Given instruction
Show each line of the data below that has the string "relationship" in it.

(Recorded data)

^^^^

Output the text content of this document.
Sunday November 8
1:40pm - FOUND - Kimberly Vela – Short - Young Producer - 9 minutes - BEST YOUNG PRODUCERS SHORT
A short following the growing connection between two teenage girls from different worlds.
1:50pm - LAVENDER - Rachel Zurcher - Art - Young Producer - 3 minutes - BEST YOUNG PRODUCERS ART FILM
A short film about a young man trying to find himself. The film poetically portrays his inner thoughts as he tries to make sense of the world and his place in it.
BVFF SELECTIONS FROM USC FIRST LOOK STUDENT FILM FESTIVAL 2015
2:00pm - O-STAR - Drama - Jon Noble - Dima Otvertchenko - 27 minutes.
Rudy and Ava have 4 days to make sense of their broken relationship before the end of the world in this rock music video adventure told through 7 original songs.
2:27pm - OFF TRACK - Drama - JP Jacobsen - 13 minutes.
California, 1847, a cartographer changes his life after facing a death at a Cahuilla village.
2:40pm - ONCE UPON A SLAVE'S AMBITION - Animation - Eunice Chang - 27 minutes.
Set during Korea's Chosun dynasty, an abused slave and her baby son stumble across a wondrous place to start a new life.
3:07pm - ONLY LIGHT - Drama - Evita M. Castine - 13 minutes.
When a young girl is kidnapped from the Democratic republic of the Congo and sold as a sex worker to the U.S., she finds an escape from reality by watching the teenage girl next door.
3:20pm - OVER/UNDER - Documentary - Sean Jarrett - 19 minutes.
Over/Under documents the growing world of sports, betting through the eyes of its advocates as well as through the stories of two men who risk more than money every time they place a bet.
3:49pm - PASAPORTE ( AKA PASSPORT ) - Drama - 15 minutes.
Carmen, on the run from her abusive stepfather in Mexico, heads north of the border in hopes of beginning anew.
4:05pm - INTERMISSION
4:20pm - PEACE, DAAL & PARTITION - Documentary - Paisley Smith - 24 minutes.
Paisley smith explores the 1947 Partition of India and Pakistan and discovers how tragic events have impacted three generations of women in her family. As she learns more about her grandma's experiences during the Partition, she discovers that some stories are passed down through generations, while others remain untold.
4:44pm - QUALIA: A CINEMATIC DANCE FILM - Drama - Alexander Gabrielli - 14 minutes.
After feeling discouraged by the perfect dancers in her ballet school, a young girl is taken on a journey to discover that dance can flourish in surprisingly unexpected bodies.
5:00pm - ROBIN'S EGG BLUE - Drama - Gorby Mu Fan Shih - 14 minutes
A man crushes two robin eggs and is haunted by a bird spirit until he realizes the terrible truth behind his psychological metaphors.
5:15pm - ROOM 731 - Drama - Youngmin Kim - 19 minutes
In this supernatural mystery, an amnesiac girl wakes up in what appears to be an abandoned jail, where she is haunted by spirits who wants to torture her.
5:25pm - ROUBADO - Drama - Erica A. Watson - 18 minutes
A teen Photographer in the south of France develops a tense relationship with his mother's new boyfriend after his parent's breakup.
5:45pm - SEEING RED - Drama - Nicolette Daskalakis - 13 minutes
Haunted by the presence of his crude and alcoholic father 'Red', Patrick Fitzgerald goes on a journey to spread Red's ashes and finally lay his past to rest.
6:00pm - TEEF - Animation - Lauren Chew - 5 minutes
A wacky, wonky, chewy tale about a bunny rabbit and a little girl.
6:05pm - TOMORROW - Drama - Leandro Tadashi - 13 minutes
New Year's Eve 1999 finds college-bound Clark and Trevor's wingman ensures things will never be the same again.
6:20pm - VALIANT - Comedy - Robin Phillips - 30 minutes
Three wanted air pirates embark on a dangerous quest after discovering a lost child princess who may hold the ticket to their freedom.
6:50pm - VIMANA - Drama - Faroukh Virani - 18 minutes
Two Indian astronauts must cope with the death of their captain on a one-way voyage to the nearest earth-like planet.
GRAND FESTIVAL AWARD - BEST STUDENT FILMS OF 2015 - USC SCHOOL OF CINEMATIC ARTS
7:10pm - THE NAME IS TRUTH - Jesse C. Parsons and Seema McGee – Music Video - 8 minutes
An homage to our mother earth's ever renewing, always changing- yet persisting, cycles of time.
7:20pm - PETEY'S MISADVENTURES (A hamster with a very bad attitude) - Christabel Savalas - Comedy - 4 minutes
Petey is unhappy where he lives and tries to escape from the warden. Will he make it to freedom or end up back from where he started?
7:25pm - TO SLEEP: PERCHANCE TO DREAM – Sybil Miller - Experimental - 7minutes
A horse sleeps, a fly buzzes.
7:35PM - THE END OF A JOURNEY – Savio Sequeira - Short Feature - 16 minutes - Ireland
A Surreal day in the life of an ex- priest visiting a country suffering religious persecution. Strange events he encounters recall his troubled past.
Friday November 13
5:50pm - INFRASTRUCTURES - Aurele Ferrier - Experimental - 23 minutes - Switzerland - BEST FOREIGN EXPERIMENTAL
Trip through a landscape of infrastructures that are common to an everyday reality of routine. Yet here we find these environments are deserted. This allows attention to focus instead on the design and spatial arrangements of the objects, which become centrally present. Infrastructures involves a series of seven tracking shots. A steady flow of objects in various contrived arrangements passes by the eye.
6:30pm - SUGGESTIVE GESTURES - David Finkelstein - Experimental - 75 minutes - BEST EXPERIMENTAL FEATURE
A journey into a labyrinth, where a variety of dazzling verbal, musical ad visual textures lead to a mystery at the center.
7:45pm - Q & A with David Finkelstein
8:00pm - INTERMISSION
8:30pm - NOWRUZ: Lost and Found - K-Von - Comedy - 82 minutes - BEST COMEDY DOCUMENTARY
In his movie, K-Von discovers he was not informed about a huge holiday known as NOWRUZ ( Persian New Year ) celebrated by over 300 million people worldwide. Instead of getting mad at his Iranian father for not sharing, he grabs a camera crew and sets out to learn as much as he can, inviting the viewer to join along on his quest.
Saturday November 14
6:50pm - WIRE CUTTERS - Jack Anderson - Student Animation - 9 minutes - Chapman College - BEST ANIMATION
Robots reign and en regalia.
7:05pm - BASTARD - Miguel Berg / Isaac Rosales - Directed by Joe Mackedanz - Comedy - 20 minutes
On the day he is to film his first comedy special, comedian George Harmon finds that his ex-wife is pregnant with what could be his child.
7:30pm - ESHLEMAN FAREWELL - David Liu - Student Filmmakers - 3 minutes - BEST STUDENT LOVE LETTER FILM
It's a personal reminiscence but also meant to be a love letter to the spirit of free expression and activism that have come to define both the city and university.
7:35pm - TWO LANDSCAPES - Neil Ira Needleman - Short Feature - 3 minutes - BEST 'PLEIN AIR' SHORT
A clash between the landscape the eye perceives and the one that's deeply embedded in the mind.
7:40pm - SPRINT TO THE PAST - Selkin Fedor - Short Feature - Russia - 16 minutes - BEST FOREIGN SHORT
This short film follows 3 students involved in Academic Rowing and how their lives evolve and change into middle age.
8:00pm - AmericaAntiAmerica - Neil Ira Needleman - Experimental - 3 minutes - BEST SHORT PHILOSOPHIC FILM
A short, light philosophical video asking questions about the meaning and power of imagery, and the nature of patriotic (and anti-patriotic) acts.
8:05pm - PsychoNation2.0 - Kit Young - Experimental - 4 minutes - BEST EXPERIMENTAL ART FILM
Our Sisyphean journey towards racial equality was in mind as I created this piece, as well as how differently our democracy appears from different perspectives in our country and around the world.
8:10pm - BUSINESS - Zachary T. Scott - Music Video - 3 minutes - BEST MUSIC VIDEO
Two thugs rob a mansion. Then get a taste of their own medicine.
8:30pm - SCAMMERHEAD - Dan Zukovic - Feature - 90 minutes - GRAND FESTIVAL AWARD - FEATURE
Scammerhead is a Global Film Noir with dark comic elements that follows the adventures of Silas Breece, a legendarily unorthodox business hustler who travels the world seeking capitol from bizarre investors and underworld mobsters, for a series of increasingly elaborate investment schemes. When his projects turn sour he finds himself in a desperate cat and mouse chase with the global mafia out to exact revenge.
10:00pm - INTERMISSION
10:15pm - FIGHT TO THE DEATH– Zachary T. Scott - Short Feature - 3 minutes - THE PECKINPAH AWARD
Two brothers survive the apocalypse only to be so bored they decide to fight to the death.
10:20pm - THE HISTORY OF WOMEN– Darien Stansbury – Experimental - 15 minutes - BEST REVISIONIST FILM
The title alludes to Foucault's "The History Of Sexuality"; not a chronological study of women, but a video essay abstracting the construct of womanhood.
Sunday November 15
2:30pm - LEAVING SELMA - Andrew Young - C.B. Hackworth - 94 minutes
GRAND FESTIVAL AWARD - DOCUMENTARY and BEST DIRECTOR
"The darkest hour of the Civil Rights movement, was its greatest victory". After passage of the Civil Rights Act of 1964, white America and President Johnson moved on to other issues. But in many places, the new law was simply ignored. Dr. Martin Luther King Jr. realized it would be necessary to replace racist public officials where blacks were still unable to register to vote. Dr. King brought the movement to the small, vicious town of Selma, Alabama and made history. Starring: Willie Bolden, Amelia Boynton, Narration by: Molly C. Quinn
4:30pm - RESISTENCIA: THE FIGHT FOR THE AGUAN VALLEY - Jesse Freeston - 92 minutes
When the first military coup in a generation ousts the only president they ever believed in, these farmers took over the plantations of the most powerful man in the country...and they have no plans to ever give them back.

^^^^

Full solution
Rudy and Ava have 4 days to make sense of their broken relationship before the end of the world in this rock music video adventure told through 7 original songs.
A teen Photographer in the south of France develops a tense relationship with his mother's new boyfriend after his parent's breakup.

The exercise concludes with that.